Dataset content »
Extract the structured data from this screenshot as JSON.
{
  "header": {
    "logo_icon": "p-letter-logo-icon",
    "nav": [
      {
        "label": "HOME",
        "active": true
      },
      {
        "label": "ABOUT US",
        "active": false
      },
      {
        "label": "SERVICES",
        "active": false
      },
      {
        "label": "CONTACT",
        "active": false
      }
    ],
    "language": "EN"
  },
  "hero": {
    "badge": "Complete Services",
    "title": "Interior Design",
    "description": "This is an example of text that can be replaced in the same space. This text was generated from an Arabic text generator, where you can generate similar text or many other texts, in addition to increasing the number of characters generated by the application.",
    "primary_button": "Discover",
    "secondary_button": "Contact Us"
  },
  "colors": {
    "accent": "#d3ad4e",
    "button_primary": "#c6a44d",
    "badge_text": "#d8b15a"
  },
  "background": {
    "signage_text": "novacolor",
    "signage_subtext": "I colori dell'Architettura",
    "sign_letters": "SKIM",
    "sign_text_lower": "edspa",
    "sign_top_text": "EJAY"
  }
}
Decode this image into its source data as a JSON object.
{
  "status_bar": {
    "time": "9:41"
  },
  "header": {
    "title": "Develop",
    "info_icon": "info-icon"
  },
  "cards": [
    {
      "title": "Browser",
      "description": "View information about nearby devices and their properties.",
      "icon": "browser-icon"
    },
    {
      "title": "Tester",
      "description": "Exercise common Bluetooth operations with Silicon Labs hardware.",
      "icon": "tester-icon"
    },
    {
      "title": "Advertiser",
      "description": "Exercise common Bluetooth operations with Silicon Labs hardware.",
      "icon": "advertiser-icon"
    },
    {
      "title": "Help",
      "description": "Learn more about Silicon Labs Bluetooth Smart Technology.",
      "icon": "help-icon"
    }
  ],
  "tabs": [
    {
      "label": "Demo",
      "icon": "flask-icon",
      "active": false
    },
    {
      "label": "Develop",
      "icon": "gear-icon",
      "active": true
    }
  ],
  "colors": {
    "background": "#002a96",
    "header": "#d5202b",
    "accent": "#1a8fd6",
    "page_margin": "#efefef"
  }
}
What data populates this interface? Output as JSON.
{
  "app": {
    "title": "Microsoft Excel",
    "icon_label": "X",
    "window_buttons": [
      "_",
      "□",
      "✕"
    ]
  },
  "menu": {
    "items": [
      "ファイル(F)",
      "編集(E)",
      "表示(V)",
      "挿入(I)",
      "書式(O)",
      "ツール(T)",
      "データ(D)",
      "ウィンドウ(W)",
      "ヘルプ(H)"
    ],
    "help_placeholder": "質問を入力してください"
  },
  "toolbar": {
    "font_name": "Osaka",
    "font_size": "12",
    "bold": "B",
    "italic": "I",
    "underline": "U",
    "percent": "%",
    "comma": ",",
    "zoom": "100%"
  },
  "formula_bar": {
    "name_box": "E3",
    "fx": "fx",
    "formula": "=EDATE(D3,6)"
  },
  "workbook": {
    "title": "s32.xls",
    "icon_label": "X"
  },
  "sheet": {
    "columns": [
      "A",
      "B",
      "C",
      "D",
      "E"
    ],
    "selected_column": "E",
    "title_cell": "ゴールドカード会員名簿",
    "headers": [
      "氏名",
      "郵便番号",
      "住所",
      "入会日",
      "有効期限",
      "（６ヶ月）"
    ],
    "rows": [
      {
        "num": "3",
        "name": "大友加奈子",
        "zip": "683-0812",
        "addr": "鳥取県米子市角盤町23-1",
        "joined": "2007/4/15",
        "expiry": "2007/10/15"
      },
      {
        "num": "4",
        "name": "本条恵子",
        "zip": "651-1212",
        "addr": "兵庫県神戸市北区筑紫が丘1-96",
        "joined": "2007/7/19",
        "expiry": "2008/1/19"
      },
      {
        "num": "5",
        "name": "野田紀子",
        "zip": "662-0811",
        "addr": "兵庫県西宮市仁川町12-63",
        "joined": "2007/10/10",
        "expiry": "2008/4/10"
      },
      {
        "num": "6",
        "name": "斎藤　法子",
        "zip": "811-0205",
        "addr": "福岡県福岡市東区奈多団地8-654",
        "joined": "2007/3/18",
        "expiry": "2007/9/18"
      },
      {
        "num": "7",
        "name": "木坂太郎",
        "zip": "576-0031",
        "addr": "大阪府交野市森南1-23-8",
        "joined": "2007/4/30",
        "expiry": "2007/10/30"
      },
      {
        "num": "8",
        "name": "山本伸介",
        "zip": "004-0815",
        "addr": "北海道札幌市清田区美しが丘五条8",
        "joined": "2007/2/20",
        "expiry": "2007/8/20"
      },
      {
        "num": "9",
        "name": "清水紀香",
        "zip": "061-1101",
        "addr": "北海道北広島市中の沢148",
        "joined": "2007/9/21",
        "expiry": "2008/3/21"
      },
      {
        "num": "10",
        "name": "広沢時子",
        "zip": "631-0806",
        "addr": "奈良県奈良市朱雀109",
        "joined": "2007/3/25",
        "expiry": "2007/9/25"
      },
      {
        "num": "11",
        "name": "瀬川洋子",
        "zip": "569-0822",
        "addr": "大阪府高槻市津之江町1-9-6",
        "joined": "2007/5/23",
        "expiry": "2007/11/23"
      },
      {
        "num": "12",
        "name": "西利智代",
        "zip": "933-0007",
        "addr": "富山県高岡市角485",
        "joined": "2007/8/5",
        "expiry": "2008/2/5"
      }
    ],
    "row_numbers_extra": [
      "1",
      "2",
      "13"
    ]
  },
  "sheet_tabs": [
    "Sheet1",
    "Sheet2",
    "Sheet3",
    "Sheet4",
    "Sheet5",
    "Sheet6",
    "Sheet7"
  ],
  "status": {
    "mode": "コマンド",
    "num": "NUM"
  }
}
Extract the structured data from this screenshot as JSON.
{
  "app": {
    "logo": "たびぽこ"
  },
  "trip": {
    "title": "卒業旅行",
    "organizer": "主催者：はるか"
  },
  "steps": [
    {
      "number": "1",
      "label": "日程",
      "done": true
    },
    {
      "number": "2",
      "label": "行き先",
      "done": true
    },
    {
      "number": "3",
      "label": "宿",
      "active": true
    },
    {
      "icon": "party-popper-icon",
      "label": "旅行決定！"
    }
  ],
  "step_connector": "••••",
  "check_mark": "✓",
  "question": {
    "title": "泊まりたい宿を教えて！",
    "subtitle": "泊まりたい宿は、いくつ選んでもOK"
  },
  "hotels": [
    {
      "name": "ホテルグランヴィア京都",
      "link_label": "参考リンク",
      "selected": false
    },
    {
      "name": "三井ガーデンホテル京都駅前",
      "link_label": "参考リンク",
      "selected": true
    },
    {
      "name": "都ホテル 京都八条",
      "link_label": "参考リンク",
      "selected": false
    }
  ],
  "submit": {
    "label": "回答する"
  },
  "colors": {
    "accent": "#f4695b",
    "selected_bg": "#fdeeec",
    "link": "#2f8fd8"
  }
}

Exercise details » Output all preceding records character for character.

Written response »
Extract the structured data from this screenshot as JSON.
{
  "header": {
    "logo_icon": "p-letter-logo-icon",
    "nav": [
      {
        "label": "HOME",
        "active": true
      },
      {
        "label": "ABOUT US",
        "active": false
      },
      {
        "label": "SERVICES",
        "active": false
      },
      {
        "label": "CONTACT",
        "active": false
      }
    ],
    "language": "EN"
  },
  "hero": {
    "badge": "Complete Services",
    "title": "Interior Design",
    "description": "This is an example of text that can be replaced in the same space. This text was generated from an Arabic text generator, where you can generate similar text or many other texts, in addition to increasing the number of characters generated by the application.",
    "primary_button": "Discover",
    "secondary_button": "Contact Us"
  },
  "colors": {
    "accent": "#d3ad4e",
    "button_primary": "#c6a44d",
    "badge_text": "#d8b15a"
  },
  "background": {
    "signage_text": "novacolor",
    "signage_subtext": "I colori dell'Architettura",
    "sign_letters": "SKIM",
    "sign_text_lower": "edspa",
    "sign_top_text": "EJAY"
  }
}
Decode this image into its source data as a JSON object.
{
  "status_bar": {
    "time": "9:41"
  },
  "header": {
    "title": "Develop",
    "info_icon": "info-icon"
  },
  "cards": [
    {
      "title": "Browser",
      "description": "View information about nearby devices and their properties.",
      "icon": "browser-icon"
    },
    {
      "title": "Tester",
      "description": "Exercise common Bluetooth operations with Silicon Labs hardware.",
      "icon": "tester-icon"
    },
    {
      "title": "Advertiser",
      "description": "Exercise common Bluetooth operations with Silicon Labs hardware.",
      "icon": "advertiser-icon"
    },
    {
      "title": "Help",
      "description": "Learn more about Silicon Labs Bluetooth Smart Technology.",
      "icon": "help-icon"
    }
  ],
  "tabs": [
    {
      "label": "Demo",
      "icon": "flask-icon",
      "active": false
    },
    {
      "label": "Develop",
      "icon": "gear-icon",
      "active": true
    }
  ],
  "colors": {
    "background": "#002a96",
    "header": "#d5202b",
    "accent": "#1a8fd6",
    "page_margin": "#efefef"
  }
}
What data populates this interface? Output as JSON.
{
  "app": {
    "title": "Microsoft Excel",
    "icon_label": "X",
    "window_buttons": [
      "_",
      "□",
      "✕"
    ]
  },
  "menu": {
    "items": [
      "ファイル(F)",
      "編集(E)",
      "表示(V)",
      "挿入(I)",
      "書式(O)",
      "ツール(T)",
      "データ(D)",
      "ウィンドウ(W)",
      "ヘルプ(H)"
    ],
    "help_placeholder": "質問を入力してください"
  },
  "toolbar": {
    "font_name": "Osaka",
    "font_size": "12",
    "bold": "B",
    "italic": "I",
    "underline": "U",
    "percent": "%",
    "comma": ",",
    "zoom": "100%"
  },
  "formula_bar": {
    "name_box": "E3",
    "fx": "fx",
    "formula": "=EDATE(D3,6)"
  },
  "workbook": {
    "title": "s32.xls",
    "icon_label": "X"
  },
  "sheet": {
    "columns": [
      "A",
      "B",
      "C",
      "D",
      "E"
    ],
    "selected_column": "E",
    "title_cell": "ゴールドカード会員名簿",
    "headers": [
      "氏名",
      "郵便番号",
      "住所",
      "入会日",
      "有効期限",
      "（６ヶ月）"
    ],
    "rows": [
      {
        "num": "3",
        "name": "大友加奈子",
        "zip": "683-0812",
        "addr": "鳥取県米子市角盤町23-1",
        "joined": "2007/4/15",
        "expiry": "2007/10/15"
      },
      {
        "num": "4",
        "name": "本条恵子",
        "zip": "651-1212",
        "addr": "兵庫県神戸市北区筑紫が丘1-96",
        "joined": "2007/7/19",
        "expiry": "2008/1/19"
      },
      {
        "num": "5",
        "name": "野田紀子",
        "zip": "662-0811",
        "addr": "兵庫県西宮市仁川町12-63",
        "joined": "2007/10/10",
        "expiry": "2008/4/10"
      },
      {
        "num": "6",
        "name": "斎藤　法子",
        "zip": "811-0205",
        "addr": "福岡県福岡市東区奈多団地8-654",
        "joined": "2007/3/18",
        "expiry": "2007/9/18"
      },
      {
        "num": "7",
        "name": "木坂太郎",
        "zip": "576-0031",
        "addr": "大阪府交野市森南1-23-8",
        "joined": "2007/4/30",
        "expiry": "2007/10/30"
      },
      {
        "num": "8",
        "name": "山本伸介",
        "zip": "004-0815",
        "addr": "北海道札幌市清田区美しが丘五条8",
        "joined": "2007/2/20",
        "expiry": "2007/8/20"
      },
      {
        "num": "9",
        "name": "清水紀香",
        "zip": "061-1101",
        "addr": "北海道北広島市中の沢148",
        "joined": "2007/9/21",
        "expiry": "2008/3/21"
      },
      {
        "num": "10",
        "name": "広沢時子",
        "zip": "631-0806",
        "addr": "奈良県奈良市朱雀109",
        "joined": "2007/3/25",
        "expiry": "2007/9/25"
      },
      {
        "num": "11",
        "name": "瀬川洋子",
        "zip": "569-0822",
        "addr": "大阪府高槻市津之江町1-9-6",
        "joined": "2007/5/23",
        "expiry": "2007/11/23"
      },
      {
        "num": "12",
        "name": "西利智代",
        "zip": "933-0007",
        "addr": "富山県高岡市角485",
        "joined": "2007/8/5",
        "expiry": "2008/2/5"
      }
    ],
    "row_numbers_extra": [
      "1",
      "2",
      "13"
    ]
  },
  "sheet_tabs": [
    "Sheet1",
    "Sheet2",
    "Sheet3",
    "Sheet4",
    "Sheet5",
    "Sheet6",
    "Sheet7"
  ],
  "status": {
    "mode": "コマンド",
    "num": "NUM"
  }
}
Extract the structured data from this screenshot as JSON.
{
  "app": {
    "logo": "たびぽこ"
  },
  "trip": {
    "title": "卒業旅行",
    "organizer": "主催者：はるか"
  },
  "steps": [
    {
      "number": "1",
      "label": "日程",
      "done": true
    },
    {
      "number": "2",
      "label": "行き先",
      "done": true
    },
    {
      "number": "3",
      "label": "宿",
      "active": true
    },
    {
      "icon": "party-popper-icon",
      "label": "旅行決定！"
    }
  ],
  "step_connector": "••••",
  "check_mark": "✓",
  "question": {
    "title": "泊まりたい宿を教えて！",
    "subtitle": "泊まりたい宿は、いくつ選んでもOK"
  },
  "hotels": [
    {
      "name": "ホテルグランヴィア京都",
      "link_label": "参考リンク",
      "selected": false
    },
    {
      "name": "三井ガーデンホテル京都駅前",
      "link_label": "参考リンク",
      "selected": true
    },
    {
      "name": "都ホテル 京都八条",
      "link_label": "参考リンク",
      "selected": false
    }
  ],
  "submit": {
    "label": "回答する"
  },
  "colors": {
    "accent": "#f4695b",
    "selected_bg": "#fdeeec",
    "link": "#2f8fd8"
  }
}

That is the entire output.